## START SUPPLIED MATERIAL
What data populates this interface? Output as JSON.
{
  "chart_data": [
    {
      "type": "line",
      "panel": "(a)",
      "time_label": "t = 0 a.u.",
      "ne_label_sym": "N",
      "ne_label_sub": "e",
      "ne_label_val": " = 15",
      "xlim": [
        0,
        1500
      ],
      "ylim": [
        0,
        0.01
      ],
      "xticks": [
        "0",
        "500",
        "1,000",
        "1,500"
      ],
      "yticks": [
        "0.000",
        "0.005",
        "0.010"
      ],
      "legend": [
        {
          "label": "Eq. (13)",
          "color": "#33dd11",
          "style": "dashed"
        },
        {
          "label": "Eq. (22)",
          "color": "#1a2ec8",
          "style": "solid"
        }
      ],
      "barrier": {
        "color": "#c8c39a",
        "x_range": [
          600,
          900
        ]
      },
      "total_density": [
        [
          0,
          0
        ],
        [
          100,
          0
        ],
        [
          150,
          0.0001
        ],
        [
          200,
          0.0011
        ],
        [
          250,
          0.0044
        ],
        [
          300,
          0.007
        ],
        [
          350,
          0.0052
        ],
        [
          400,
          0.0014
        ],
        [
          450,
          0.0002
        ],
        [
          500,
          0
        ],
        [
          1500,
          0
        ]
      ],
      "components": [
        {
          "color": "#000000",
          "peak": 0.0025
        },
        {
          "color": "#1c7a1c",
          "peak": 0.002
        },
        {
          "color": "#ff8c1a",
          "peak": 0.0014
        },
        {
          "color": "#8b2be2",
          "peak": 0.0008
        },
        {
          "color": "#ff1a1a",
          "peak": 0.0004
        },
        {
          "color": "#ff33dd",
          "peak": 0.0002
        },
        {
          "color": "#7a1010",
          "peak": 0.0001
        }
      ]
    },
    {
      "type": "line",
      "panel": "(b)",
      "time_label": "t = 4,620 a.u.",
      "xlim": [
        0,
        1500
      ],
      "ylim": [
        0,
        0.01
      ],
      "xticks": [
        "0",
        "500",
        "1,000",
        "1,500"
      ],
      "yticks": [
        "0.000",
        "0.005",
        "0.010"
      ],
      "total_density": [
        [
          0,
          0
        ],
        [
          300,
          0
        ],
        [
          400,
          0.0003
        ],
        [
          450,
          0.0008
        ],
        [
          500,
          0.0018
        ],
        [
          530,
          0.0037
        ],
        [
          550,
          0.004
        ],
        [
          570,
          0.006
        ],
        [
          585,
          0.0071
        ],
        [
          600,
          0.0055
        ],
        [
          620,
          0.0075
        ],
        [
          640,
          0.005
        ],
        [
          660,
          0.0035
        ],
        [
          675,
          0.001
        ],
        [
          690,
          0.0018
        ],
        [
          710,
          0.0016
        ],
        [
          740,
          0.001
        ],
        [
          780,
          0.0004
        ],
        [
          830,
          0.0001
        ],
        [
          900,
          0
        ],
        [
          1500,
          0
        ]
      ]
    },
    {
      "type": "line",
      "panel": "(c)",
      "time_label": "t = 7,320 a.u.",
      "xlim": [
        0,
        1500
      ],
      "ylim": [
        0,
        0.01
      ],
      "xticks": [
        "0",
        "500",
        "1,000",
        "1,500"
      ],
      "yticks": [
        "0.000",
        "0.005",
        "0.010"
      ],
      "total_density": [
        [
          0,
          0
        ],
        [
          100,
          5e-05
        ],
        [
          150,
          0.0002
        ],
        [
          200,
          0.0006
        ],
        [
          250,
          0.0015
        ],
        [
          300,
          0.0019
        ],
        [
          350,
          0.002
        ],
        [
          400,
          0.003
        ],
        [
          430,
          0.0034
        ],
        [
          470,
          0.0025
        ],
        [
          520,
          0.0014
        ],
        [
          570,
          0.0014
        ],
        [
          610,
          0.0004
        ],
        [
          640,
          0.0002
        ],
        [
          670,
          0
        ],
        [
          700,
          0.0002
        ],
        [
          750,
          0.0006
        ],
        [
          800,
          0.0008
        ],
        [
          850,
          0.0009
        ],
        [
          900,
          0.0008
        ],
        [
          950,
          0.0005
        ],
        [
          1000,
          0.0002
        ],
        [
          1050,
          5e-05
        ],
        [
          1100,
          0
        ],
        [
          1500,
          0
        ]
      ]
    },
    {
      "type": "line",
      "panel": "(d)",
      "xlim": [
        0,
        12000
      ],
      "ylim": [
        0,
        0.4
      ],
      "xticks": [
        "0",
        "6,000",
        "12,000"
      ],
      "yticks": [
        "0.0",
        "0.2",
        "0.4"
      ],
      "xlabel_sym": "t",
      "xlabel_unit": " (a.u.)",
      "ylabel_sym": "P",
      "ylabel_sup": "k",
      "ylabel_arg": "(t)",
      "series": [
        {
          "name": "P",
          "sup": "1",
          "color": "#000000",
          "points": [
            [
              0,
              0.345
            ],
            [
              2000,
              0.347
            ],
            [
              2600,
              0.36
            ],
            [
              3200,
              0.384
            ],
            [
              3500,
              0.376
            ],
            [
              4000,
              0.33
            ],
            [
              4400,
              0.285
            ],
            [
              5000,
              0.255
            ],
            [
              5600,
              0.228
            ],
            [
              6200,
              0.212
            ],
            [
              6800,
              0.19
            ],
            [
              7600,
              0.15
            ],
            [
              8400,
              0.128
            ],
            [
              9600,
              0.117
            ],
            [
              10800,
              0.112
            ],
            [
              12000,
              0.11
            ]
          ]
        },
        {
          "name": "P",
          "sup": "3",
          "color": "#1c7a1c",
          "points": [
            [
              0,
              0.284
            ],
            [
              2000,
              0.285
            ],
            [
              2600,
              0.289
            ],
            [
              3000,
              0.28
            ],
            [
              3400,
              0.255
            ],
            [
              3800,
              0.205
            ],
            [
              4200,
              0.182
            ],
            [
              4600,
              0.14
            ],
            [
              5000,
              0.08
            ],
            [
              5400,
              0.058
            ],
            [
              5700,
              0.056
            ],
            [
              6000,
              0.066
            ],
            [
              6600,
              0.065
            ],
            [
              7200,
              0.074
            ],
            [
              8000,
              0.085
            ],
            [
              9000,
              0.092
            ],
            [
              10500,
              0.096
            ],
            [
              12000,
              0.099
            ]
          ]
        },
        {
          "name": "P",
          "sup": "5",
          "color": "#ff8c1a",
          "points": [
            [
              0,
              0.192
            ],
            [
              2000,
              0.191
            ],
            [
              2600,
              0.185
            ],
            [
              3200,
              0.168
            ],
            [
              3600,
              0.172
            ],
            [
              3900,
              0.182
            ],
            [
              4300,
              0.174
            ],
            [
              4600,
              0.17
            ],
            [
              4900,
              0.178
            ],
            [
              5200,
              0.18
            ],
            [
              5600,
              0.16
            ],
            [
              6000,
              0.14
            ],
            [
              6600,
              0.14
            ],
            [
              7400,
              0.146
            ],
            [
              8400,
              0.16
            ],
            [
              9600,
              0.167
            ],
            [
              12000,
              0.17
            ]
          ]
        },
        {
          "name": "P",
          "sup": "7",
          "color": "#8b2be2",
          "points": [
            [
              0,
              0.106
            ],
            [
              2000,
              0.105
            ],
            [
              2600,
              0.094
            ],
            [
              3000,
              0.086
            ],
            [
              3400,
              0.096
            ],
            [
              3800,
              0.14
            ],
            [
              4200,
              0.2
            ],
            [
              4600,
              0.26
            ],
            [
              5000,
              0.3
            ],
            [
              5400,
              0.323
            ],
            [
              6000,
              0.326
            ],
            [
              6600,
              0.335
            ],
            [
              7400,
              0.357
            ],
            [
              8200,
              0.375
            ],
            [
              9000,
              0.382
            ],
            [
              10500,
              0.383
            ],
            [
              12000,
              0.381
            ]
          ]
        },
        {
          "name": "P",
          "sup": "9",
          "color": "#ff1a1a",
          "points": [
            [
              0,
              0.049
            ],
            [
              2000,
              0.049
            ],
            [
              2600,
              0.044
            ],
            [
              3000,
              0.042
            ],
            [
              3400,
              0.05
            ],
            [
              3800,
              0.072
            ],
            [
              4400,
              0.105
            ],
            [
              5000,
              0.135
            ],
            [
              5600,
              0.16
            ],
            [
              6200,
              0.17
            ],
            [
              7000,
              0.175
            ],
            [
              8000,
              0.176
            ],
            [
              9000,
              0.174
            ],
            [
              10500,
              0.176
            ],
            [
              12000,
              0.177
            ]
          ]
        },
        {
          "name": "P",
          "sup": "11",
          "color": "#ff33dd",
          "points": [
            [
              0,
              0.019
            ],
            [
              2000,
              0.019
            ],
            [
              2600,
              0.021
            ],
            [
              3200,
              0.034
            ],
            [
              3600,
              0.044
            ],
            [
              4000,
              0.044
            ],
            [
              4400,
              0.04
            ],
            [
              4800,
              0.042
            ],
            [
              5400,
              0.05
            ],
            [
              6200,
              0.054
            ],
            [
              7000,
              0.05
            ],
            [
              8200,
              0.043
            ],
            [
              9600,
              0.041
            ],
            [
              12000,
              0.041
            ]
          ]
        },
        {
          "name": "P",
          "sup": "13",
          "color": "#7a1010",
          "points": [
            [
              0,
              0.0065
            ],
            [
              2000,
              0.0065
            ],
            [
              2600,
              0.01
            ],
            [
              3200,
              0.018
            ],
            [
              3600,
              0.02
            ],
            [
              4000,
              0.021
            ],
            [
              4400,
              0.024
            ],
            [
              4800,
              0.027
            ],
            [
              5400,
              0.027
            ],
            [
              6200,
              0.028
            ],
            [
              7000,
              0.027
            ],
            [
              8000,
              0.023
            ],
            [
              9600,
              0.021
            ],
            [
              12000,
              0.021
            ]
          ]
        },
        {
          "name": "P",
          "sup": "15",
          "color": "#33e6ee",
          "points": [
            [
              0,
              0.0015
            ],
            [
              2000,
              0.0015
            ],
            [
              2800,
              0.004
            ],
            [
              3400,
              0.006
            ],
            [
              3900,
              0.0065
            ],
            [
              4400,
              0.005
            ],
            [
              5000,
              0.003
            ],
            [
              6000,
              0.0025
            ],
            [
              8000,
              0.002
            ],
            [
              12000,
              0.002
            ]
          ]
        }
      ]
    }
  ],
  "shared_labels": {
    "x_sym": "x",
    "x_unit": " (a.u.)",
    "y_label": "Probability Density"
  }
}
## END SUPPLIED MATERIAL
§ JOB
Collect the lines that hold "peak".

§ EXPECTED OUTPUT
          "peak": 0.0025
          "peak": 0.002
          "peak": 0.0014
          "peak": 0.0008
          "peak": 0.0004
          "peak": 0.0002
          "peak": 0.0001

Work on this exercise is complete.